**What you will do:**
Write the material out again in full, word for word. Do not include the pictures.

**Data listing:**
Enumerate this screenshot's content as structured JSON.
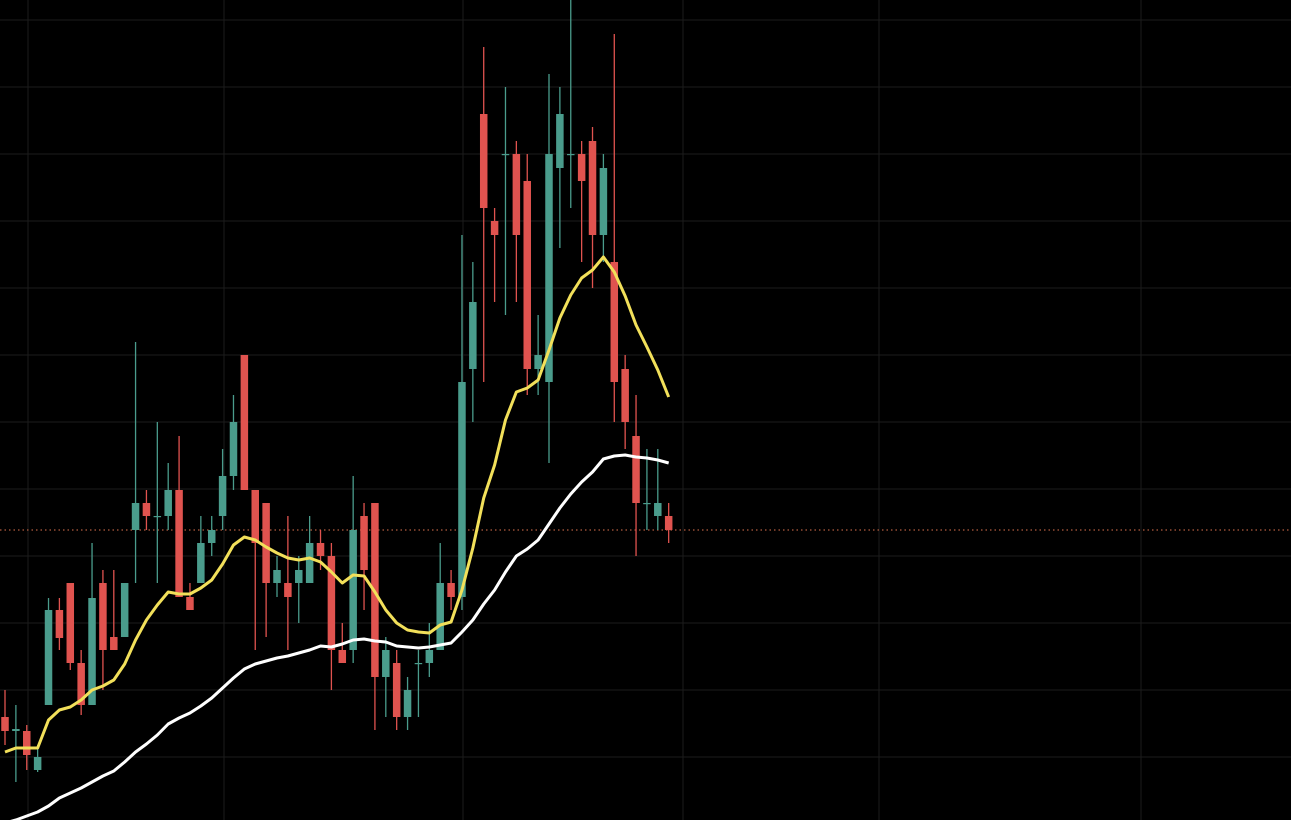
{
  "chart_data": {
    "type": "candlestick",
    "ylim": [
      0,
      820
    ],
    "up_color": "#4a9c8c",
    "down_color": "#e0534f",
    "open": [
      103,
      89,
      89,
      50,
      115,
      210,
      237,
      157,
      115,
      237,
      183,
      183,
      290,
      317,
      303,
      304,
      330,
      223,
      237,
      277,
      304,
      344,
      465,
      330,
      317,
      237,
      237,
      237,
      237,
      277,
      264,
      170,
      170,
      304,
      317,
      143,
      157,
      103,
      156,
      157,
      170,
      237,
      223,
      451,
      706,
      599,
      665,
      666,
      639,
      451,
      438,
      652,
      665,
      666,
      679,
      585,
      558,
      451,
      384,
      316,
      304,
      304
    ],
    "high": [
      130,
      115,
      95,
      75,
      222,
      222,
      237,
      170,
      277,
      250,
      250,
      237,
      478,
      330,
      398,
      357,
      384,
      237,
      304,
      304,
      371,
      425,
      465,
      330,
      317,
      264,
      304,
      264,
      304,
      290,
      277,
      197,
      344,
      317,
      317,
      183,
      170,
      143,
      170,
      197,
      277,
      250,
      585,
      558,
      773,
      612,
      733,
      679,
      666,
      505,
      746,
      733,
      820,
      679,
      693,
      666,
      786,
      465,
      425,
      371,
      371,
      317
    ],
    "low": [
      75,
      38,
      50,
      48,
      115,
      170,
      150,
      105,
      115,
      130,
      170,
      183,
      237,
      290,
      237,
      290,
      223,
      210,
      237,
      264,
      290,
      330,
      330,
      170,
      183,
      223,
      170,
      197,
      237,
      250,
      130,
      157,
      157,
      210,
      90,
      103,
      90,
      90,
      103,
      143,
      170,
      210,
      210,
      398,
      438,
      518,
      505,
      518,
      425,
      425,
      357,
      572,
      612,
      558,
      532,
      558,
      398,
      371,
      264,
      290,
      290,
      277
    ],
    "close": [
      89,
      91,
      65,
      63,
      210,
      182,
      157,
      115,
      222,
      170,
      170,
      237,
      317,
      304,
      304,
      330,
      223,
      210,
      277,
      290,
      344,
      398,
      330,
      277,
      237,
      250,
      223,
      250,
      277,
      264,
      170,
      157,
      290,
      250,
      143,
      170,
      103,
      130,
      157,
      170,
      237,
      223,
      438,
      518,
      612,
      585,
      666,
      585,
      451,
      465,
      666,
      706,
      666,
      639,
      585,
      652,
      438,
      398,
      317,
      317,
      317,
      290
    ],
    "lines": [
      {
        "color": "#f2e05a",
        "values": [
          68,
          72,
          72,
          72,
          100,
          110,
          113,
          120,
          130,
          134,
          140,
          156,
          180,
          200,
          215,
          228,
          226,
          226,
          232,
          240,
          256,
          275,
          283,
          280,
          273,
          267,
          262,
          260,
          262,
          258,
          248,
          237,
          245,
          244,
          228,
          210,
          197,
          190,
          188,
          187,
          195,
          198,
          230,
          272,
          322,
          355,
          400,
          428,
          432,
          440,
          470,
          502,
          525,
          542,
          550,
          563,
          548,
          524,
          495,
          473,
          450,
          423
        ]
      },
      {
        "color": "#ffffff",
        "values": [
          -3,
          0,
          4,
          8,
          14,
          22,
          27,
          32,
          38,
          44,
          49,
          58,
          68,
          76,
          85,
          96,
          102,
          107,
          114,
          122,
          132,
          142,
          151,
          156,
          159,
          162,
          164,
          167,
          170,
          174,
          173,
          176,
          180,
          181,
          179,
          178,
          174,
          173,
          172,
          173,
          175,
          177,
          188,
          200,
          216,
          230,
          248,
          264,
          271,
          280,
          296,
          312,
          326,
          338,
          348,
          361,
          364,
          365,
          363,
          362,
          360,
          357
        ]
      }
    ],
    "price_line": {
      "value": 290,
      "color": "#e0744f"
    }
  }
}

**Answer:**
Enumerate this screenshot's content as structured JSON.
{
  "chart_data": {
    "type": "candlestick",
    "ylim": [
      0,
      820
    ],
    "up_color": "#4a9c8c",
    "down_color": "#e0534f",
    "open": [
      103,
      89,
      89,
      50,
      115,
      210,
      237,
      157,
      115,
      237,
      183,
      183,
      290,
      317,
      303,
      304,
      330,
      223,
      237,
      277,
      304,
      344,
      465,
      330,
      317,
      237,
      237,
      237,
      237,
      277,
      264,
      170,
      170,
      304,
      317,
      143,
      157,
      103,
      156,
      157,
      170,
      237,
      223,
      451,
      706,
      599,
      665,
      666,
      639,
      451,
      438,
      652,
      665,
      666,
      679,
      585,
      558,
      451,
      384,
      316,
      304,
      304
    ],
    "high": [
      130,
      115,
      95,
      75,
      222,
      222,
      237,
      170,
      277,
      250,
      250,
      237,
      478,
      330,
      398,
      357,
      384,
      237,
      304,
      304,
      371,
      425,
      465,
      330,
      317,
      264,
      304,
      264,
      304,
      290,
      277,
      197,
      344,
      317,
      317,
      183,
      170,
      143,
      170,
      197,
      277,
      250,
      585,
      558,
      773,
      612,
      733,
      679,
      666,
      505,
      746,
      733,
      820,
      679,
      693,
      666,
      786,
      465,
      425,
      371,
      371,
      317
    ],
    "low": [
      75,
      38,
      50,
      48,
      115,
      170,
      150,
      105,
      115,
      130,
      170,
      183,
      237,
      290,
      237,
      290,
      223,
      210,
      237,
      264,
      290,
      330,
      330,
      170,
      183,
      223,
      170,
      197,
      237,
      250,
      130,
      157,
      157,
      210,
      90,
      103,
      90,
      90,
      103,
      143,
      170,
      210,
      210,
      398,
      438,
      518,
      505,
      518,
      425,
      425,
      357,
      572,
      612,
      558,
      532,
      558,
      398,
      371,
      264,
      290,
      290,
      277
    ],
    "close": [
      89,
      91,
      65,
      63,
      210,
      182,
      157,
      115,
      222,
      170,
      170,
      237,
      317,
      304,
      304,
      330,
      223,
      210,
      277,
      290,
      344,
      398,
      330,
      277,
      237,
      250,
      223,
      250,
      277,
      264,
      170,
      157,
      290,
      250,
      143,
      170,
      103,
      130,
      157,
      170,
      237,
      223,
      438,
      518,
      612,
      585,
      666,
      585,
      451,
      465,
      666,
      706,
      666,
      639,
      585,
      652,
      438,
      398,
      317,
      317,
      317,
      290
    ],
    "lines": [
      {
        "color": "#f2e05a",
        "values": [
          68,
          72,
          72,
          72,
          100,
          110,
          113,
          120,
          130,
          134,
          140,
          156,
          180,
          200,
          215,
          228,
          226,
          226,
          232,
          240,
          256,
          275,
          283,
          280,
          273,
          267,
          262,
          260,
          262,
          258,
          248,
          237,
          245,
          244,
          228,
          210,
          197,
          190,
          188,
          187,
          195,
          198,
          230,
          272,
          322,
          355,
          400,
          428,
          432,
          440,
          470,
          502,
          525,
          542,
          550,
          563,
          548,
          524,
          495,
          473,
          450,
          423
        ]
      },
      {
        "color": "#ffffff",
        "values": [
          -3,
          0,
          4,
          8,
          14,
          22,
          27,
          32,
          38,
          44,
          49,
          58,
          68,
          76,
          85,
          96,
          102,
          107,
          114,
          122,
          132,
          142,
          151,
          156,
          159,
          162,
          164,
          167,
          170,
          174,
          173,
          176,
          180,
          181,
          179,
          178,
          174,
          173,
          172,
          173,
          175,
          177,
          188,
          200,
          216,
          230,
          248,
          264,
          271,
          280,
          296,
          312,
          326,
          338,
          348,
          361,
          364,
          365,
          363,
          362,
          360,
          357
        ]
      }
    ],
    "price_line": {
      "value": 290,
      "color": "#e0744f"
    }
  }
}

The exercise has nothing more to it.